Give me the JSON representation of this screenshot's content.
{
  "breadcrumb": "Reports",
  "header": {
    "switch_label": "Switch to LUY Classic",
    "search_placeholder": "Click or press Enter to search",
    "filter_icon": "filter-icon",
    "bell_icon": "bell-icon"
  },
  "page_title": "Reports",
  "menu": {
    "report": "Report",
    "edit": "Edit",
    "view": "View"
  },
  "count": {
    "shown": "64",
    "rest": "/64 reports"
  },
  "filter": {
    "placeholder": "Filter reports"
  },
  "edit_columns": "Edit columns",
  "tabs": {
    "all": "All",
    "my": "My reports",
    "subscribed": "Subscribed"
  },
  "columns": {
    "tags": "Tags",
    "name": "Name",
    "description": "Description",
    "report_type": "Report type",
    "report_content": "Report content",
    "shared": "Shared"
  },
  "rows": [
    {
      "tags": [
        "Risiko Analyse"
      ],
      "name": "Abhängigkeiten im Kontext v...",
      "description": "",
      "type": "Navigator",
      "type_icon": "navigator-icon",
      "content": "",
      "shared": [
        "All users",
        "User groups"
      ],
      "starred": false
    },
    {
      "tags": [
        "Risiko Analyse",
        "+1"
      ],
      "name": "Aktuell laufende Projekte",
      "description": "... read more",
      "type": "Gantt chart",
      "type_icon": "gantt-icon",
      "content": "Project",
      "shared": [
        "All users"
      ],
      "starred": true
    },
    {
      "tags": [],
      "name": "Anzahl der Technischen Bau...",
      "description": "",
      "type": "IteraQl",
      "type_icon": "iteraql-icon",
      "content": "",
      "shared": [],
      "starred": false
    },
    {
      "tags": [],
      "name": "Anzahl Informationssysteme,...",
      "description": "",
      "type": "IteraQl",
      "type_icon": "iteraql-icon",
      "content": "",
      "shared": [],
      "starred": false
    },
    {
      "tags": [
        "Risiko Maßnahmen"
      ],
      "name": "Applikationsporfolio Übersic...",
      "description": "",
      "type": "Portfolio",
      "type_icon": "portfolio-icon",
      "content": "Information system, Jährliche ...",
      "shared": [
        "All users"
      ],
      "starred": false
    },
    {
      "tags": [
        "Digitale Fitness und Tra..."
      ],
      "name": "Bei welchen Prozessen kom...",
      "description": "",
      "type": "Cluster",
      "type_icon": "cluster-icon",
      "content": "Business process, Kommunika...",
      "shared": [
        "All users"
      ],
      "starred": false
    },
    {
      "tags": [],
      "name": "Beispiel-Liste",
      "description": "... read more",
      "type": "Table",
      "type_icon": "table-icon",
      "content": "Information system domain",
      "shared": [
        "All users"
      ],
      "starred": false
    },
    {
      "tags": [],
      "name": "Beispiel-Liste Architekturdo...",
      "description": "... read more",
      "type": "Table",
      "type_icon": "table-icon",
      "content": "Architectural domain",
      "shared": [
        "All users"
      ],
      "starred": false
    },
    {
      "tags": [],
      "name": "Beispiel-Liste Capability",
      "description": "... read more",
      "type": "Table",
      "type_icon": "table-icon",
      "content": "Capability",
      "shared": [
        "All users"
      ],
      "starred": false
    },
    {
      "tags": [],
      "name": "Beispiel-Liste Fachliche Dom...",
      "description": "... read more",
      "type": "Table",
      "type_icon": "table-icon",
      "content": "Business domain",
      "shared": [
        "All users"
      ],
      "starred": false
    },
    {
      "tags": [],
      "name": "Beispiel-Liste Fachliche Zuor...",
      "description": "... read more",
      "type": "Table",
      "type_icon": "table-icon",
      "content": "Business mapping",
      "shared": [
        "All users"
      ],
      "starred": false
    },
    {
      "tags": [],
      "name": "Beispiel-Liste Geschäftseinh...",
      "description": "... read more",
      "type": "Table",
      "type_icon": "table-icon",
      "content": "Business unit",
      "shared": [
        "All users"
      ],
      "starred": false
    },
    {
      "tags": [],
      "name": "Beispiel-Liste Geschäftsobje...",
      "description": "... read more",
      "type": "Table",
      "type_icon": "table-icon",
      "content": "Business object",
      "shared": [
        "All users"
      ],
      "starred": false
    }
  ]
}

**What you will do**
Print all of the data exactly as it was given.

**Output of the exercise**
Give me the JSON representation of this screenshot's content.
{
  "breadcrumb": "Reports",
  "header": {
    "switch_label": "Switch to LUY Classic",
    "search_placeholder": "Click or press Enter to search",
    "filter_icon": "filter-icon",
    "bell_icon": "bell-icon"
  },
  "page_title": "Reports",
  "menu": {
    "report": "Report",
    "edit": "Edit",
    "view": "View"
  },
  "count": {
    "shown": "64",
    "rest": "/64 reports"
  },
  "filter": {
    "placeholder": "Filter reports"
  },
  "edit_columns": "Edit columns",
  "tabs": {
    "all": "All",
    "my": "My reports",
    "subscribed": "Subscribed"
  },
  "columns": {
    "tags": "Tags",
    "name": "Name",
    "description": "Description",
    "report_type": "Report type",
    "report_content": "Report content",
    "shared": "Shared"
  },
  "rows": [
    {
      "tags": [
        "Risiko Analyse"
      ],
      "name": "Abhängigkeiten im Kontext v...",
      "description": "",
      "type": "Navigator",
      "type_icon": "navigator-icon",
      "content": "",
      "shared": [
        "All users",
        "User groups"
      ],
      "starred": false
    },
    {
      "tags": [
        "Risiko Analyse",
        "+1"
      ],
      "name": "Aktuell laufende Projekte",
      "description": "... read more",
      "type": "Gantt chart",
      "type_icon": "gantt-icon",
      "content": "Project",
      "shared": [
        "All users"
      ],
      "starred": true
    },
    {
      "tags": [],
      "name": "Anzahl der Technischen Bau...",
      "description": "",
      "type": "IteraQl",
      "type_icon": "iteraql-icon",
      "content": "",
      "shared": [],
      "starred": false
    },
    {
      "tags": [],
      "name": "Anzahl Informationssysteme,...",
      "description": "",
      "type": "IteraQl",
      "type_icon": "iteraql-icon",
      "content": "",
      "shared": [],
      "starred": false
    },
    {
      "tags": [
        "Risiko Maßnahmen"
      ],
      "name": "Applikationsporfolio Übersic...",
      "description": "",
      "type": "Portfolio",
      "type_icon": "portfolio-icon",
      "content": "Information system, Jährliche ...",
      "shared": [
        "All users"
      ],
      "starred": false
    },
    {
      "tags": [
        "Digitale Fitness und Tra..."
      ],
      "name": "Bei welchen Prozessen kom...",
      "description": "",
      "type": "Cluster",
      "type_icon": "cluster-icon",
      "content": "Business process, Kommunika...",
      "shared": [
        "All users"
      ],
      "starred": false
    },
    {
      "tags": [],
      "name": "Beispiel-Liste",
      "description": "... read more",
      "type": "Table",
      "type_icon": "table-icon",
      "content": "Information system domain",
      "shared": [
        "All users"
      ],
      "starred": false
    },
    {
      "tags": [],
      "name": "Beispiel-Liste Architekturdo...",
      "description": "... read more",
      "type": "Table",
      "type_icon": "table-icon",
      "content": "Architectural domain",
      "shared": [
        "All users"
      ],
      "starred": false
    },
    {
      "tags": [],
      "name": "Beispiel-Liste Capability",
      "description": "... read more",
      "type": "Table",
      "type_icon": "table-icon",
      "content": "Capability",
      "shared": [
        "All users"
      ],
      "starred": false
    },
    {
      "tags": [],
      "name": "Beispiel-Liste Fachliche Dom...",
      "description": "... read more",
      "type": "Table",
      "type_icon": "table-icon",
      "content": "Business domain",
      "shared": [
        "All users"
      ],
      "starred": false
    },
    {
      "tags": [],
      "name": "Beispiel-Liste Fachliche Zuor...",
      "description": "... read more",
      "type": "Table",
      "type_icon": "table-icon",
      "content": "Business mapping",
      "shared": [
        "All users"
      ],
      "starred": false
    },
    {
      "tags": [],
      "name": "Beispiel-Liste Geschäftseinh...",
      "description": "... read more",
      "type": "Table",
      "type_icon": "table-icon",
      "content": "Business unit",
      "shared": [
        "All users"
      ],
      "starred": false
    },
    {
      "tags": [],
      "name": "Beispiel-Liste Geschäftsobje...",
      "description": "... read more",
      "type": "Table",
      "type_icon": "table-icon",
      "content": "Business object",
      "shared": [
        "All users"
      ],
      "starred": false
    }
  ]
}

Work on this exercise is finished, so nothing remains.